The exercise:
Return the listing below word for word.

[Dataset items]
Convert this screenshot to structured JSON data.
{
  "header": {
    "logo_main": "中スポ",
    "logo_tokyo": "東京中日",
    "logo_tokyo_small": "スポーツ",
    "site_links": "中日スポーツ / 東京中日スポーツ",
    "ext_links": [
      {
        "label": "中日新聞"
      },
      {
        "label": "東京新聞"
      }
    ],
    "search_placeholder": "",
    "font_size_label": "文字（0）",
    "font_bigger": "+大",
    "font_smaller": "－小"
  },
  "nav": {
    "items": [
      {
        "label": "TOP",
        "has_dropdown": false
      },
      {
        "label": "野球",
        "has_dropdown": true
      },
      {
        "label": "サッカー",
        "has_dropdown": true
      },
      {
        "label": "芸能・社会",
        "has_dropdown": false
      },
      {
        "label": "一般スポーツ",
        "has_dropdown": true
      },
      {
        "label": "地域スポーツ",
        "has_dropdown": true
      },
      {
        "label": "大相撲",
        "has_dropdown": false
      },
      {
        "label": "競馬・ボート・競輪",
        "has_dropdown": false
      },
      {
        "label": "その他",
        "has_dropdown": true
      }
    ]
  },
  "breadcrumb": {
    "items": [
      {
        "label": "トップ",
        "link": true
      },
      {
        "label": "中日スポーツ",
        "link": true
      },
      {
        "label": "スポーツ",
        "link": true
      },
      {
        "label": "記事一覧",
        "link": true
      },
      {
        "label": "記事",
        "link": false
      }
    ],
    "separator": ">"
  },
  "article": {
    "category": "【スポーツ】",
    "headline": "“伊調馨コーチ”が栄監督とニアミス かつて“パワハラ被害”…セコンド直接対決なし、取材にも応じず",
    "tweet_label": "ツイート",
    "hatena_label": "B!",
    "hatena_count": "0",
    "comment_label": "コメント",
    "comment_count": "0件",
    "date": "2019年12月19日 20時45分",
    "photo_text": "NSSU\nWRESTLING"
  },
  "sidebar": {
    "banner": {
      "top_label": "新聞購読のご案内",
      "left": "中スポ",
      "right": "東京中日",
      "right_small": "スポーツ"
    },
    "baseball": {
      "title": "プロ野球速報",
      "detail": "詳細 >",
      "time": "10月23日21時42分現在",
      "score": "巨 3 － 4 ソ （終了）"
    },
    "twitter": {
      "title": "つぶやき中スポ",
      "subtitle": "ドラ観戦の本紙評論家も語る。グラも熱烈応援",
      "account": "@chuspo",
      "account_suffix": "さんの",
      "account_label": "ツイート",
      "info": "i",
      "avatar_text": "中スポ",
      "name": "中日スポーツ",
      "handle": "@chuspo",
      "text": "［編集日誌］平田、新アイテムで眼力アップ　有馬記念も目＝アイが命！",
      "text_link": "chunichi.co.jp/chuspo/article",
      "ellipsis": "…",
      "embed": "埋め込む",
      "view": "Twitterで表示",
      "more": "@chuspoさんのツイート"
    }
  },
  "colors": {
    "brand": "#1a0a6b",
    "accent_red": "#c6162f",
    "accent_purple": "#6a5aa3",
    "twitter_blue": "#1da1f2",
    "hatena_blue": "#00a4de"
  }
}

Solution to the problem:
Convert this screenshot to structured JSON data.
{
  "header": {
    "logo_main": "中スポ",
    "logo_tokyo": "東京中日",
    "logo_tokyo_small": "スポーツ",
    "site_links": "中日スポーツ / 東京中日スポーツ",
    "ext_links": [
      {
        "label": "中日新聞"
      },
      {
        "label": "東京新聞"
      }
    ],
    "search_placeholder": "",
    "font_size_label": "文字（0）",
    "font_bigger": "+大",
    "font_smaller": "－小"
  },
  "nav": {
    "items": [
      {
        "label": "TOP",
        "has_dropdown": false
      },
      {
        "label": "野球",
        "has_dropdown": true
      },
      {
        "label": "サッカー",
        "has_dropdown": true
      },
      {
        "label": "芸能・社会",
        "has_dropdown": false
      },
      {
        "label": "一般スポーツ",
        "has_dropdown": true
      },
      {
        "label": "地域スポーツ",
        "has_dropdown": true
      },
      {
        "label": "大相撲",
        "has_dropdown": false
      },
      {
        "label": "競馬・ボート・競輪",
        "has_dropdown": false
      },
      {
        "label": "その他",
        "has_dropdown": true
      }
    ]
  },
  "breadcrumb": {
    "items": [
      {
        "label": "トップ",
        "link": true
      },
      {
        "label": "中日スポーツ",
        "link": true
      },
      {
        "label": "スポーツ",
        "link": true
      },
      {
        "label": "記事一覧",
        "link": true
      },
      {
        "label": "記事",
        "link": false
      }
    ],
    "separator": ">"
  },
  "article": {
    "category": "【スポーツ】",
    "headline": "“伊調馨コーチ”が栄監督とニアミス かつて“パワハラ被害”…セコンド直接対決なし、取材にも応じず",
    "tweet_label": "ツイート",
    "hatena_label": "B!",
    "hatena_count": "0",
    "comment_label": "コメント",
    "comment_count": "0件",
    "date": "2019年12月19日 20時45分",
    "photo_text": "NSSU\nWRESTLING"
  },
  "sidebar": {
    "banner": {
      "top_label": "新聞購読のご案内",
      "left": "中スポ",
      "right": "東京中日",
      "right_small": "スポーツ"
    },
    "baseball": {
      "title": "プロ野球速報",
      "detail": "詳細 >",
      "time": "10月23日21時42分現在",
      "score": "巨 3 － 4 ソ （終了）"
    },
    "twitter": {
      "title": "つぶやき中スポ",
      "subtitle": "ドラ観戦の本紙評論家も語る。グラも熱烈応援",
      "account": "@chuspo",
      "account_suffix": "さんの",
      "account_label": "ツイート",
      "info": "i",
      "avatar_text": "中スポ",
      "name": "中日スポーツ",
      "handle": "@chuspo",
      "text": "［編集日誌］平田、新アイテムで眼力アップ　有馬記念も目＝アイが命！",
      "text_link": "chunichi.co.jp/chuspo/article",
      "ellipsis": "…",
      "embed": "埋め込む",
      "view": "Twitterで表示",
      "more": "@chuspoさんのツイート"
    }
  },
  "colors": {
    "brand": "#1a0a6b",
    "accent_red": "#c6162f",
    "accent_purple": "#6a5aa3",
    "twitter_blue": "#1da1f2",
    "hatena_blue": "#00a4de"
  }
}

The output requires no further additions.